**EXERCISE:** Copy each line of the entries that contains the word "sein".

[Document text records]
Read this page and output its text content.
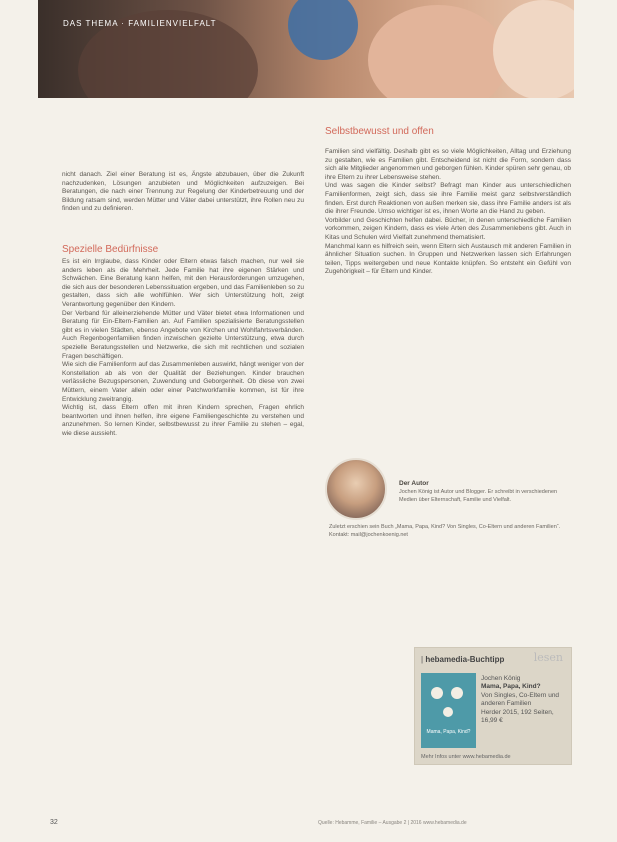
DAS THEMA · FAMILIENVIELFALT

nicht danach. Ziel einer Beratung ist es, Ängste abzubauen, über die Zukunft nachzudenken, Lösungen anzubieten und Möglichkeiten aufzuzeigen. Bei Beratungen, die nach einer Trennung zur Regelung der Kinderbetreuung und der Bildung ratsam sind, werden Mütter und Väter dabei unterstützt, ihre Rollen neu zu finden und zu definieren.

Spezielle Bedürfnisse

Es ist ein Irrglaube, dass Kinder oder Eltern etwas falsch machen, nur weil sie anders leben als die Mehrheit. Jede Familie hat ihre eigenen Stärken und Schwächen. Eine Beratung kann helfen, mit den Herausforderungen umzugehen, die sich aus der besonderen Lebenssituation ergeben, und das Familienleben so zu gestalten, dass sich alle wohlfühlen. Wer sich Unterstützung holt, zeigt Verantwortung gegenüber den Kindern.

Der Verband für alleinerziehende Mütter und Väter bietet etwa Informationen und Beratung für Ein-Eltern-Familien an. Auf Familien spezialisierte Beratungsstellen gibt es in vielen Städten, ebenso Angebote von Kirchen und Wohlfahrtsverbänden. Auch Regenbogenfamilien finden inzwischen gezielte Unterstützung, etwa durch spezielle Beratungsstellen und Netzwerke, die sich mit rechtlichen und sozialen Fragen beschäftigen.

Wie sich die Familienform auf das Zusammenleben auswirkt, hängt weniger von der Konstellation ab als von der Qualität der Beziehungen. Kinder brauchen verlässliche Bezugspersonen, Zuwendung und Geborgenheit. Ob diese von zwei Müttern, einem Vater allein oder einer Patchworkfamilie kommen, ist für ihre Entwicklung zweitrangig.

Wichtig ist, dass Eltern offen mit ihren Kindern sprechen, Fragen ehrlich beantworten und ihnen helfen, ihre eigene Familiengeschichte zu verstehen und anzunehmen. So lernen Kinder, selbstbewusst zu ihrer Familie zu stehen – egal, wie diese aussieht.

Selbstbewusst und offen

Familien sind vielfältig. Deshalb gibt es so viele Möglichkeiten, Alltag und Erziehung zu gestalten, wie es Familien gibt. Entscheidend ist nicht die Form, sondern dass sich alle Mitglieder angenommen und geborgen fühlen. Kinder spüren sehr genau, ob ihre Eltern zu ihrer Lebensweise stehen.

Und was sagen die Kinder selbst? Befragt man Kinder aus unterschiedlichen Familienformen, zeigt sich, dass sie ihre Familie meist ganz selbstverständlich finden. Erst durch Reaktionen von außen merken sie, dass ihre Familie anders ist als die ihrer Freunde. Umso wichtiger ist es, ihnen Worte an die Hand zu geben.

Vorbilder und Geschichten helfen dabei. Bücher, in denen unterschiedliche Familien vorkommen, zeigen Kindern, dass es viele Arten des Zusammenlebens gibt. Auch in Kitas und Schulen wird Vielfalt zunehmend thematisiert.

Manchmal kann es hilfreich sein, wenn Eltern sich Austausch mit anderen Familien in ähnlicher Situation suchen. In Gruppen und Netzwerken lassen sich Erfahrungen teilen, Tipps weitergeben und neue Kontakte knüpfen. So entsteht ein Gefühl von Zugehörigkeit – für Eltern und Kinder.

Der Autor
Jochen König ist Autor und Blogger. Er schreibt in verschiedenen Medien über Elternschaft, Familie und Vielfalt.
Zuletzt erschien sein Buch „Mama, Papa, Kind? Von Singles, Co-Eltern und anderen Familien“.
Kontakt: mail@jochenkoenig.net
| hebamedia-Buchtipp	lesen
Mama, Papa, Kind?
Jochen König
Mama, Papa, Kind?
Von Singles, Co-Eltern und anderen Familien
Herder 2015, 192 Seiten, 16,99 €
Mehr Infos unter www.hebamedia.de
32	Quelle: Hebamme, Familie – Ausgabe 2 | 2016 www.hebamedia.de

**TASK SOLUTION:**
Manchmal kann es hilfreich sein, wenn Eltern sich Austausch mit anderen Familien in ähnlicher Situation suchen. In Gruppen und Netzwerken lassen sich Erfahrungen teilen, Tipps weitergeben und neue Kontakte knüpfen. So entsteht ein Gefühl von Zugehörigkeit – für Eltern und Kinder.
Zuletzt erschien sein Buch „Mama, Papa, Kind? Von Singles, Co-Eltern und anderen Familien“.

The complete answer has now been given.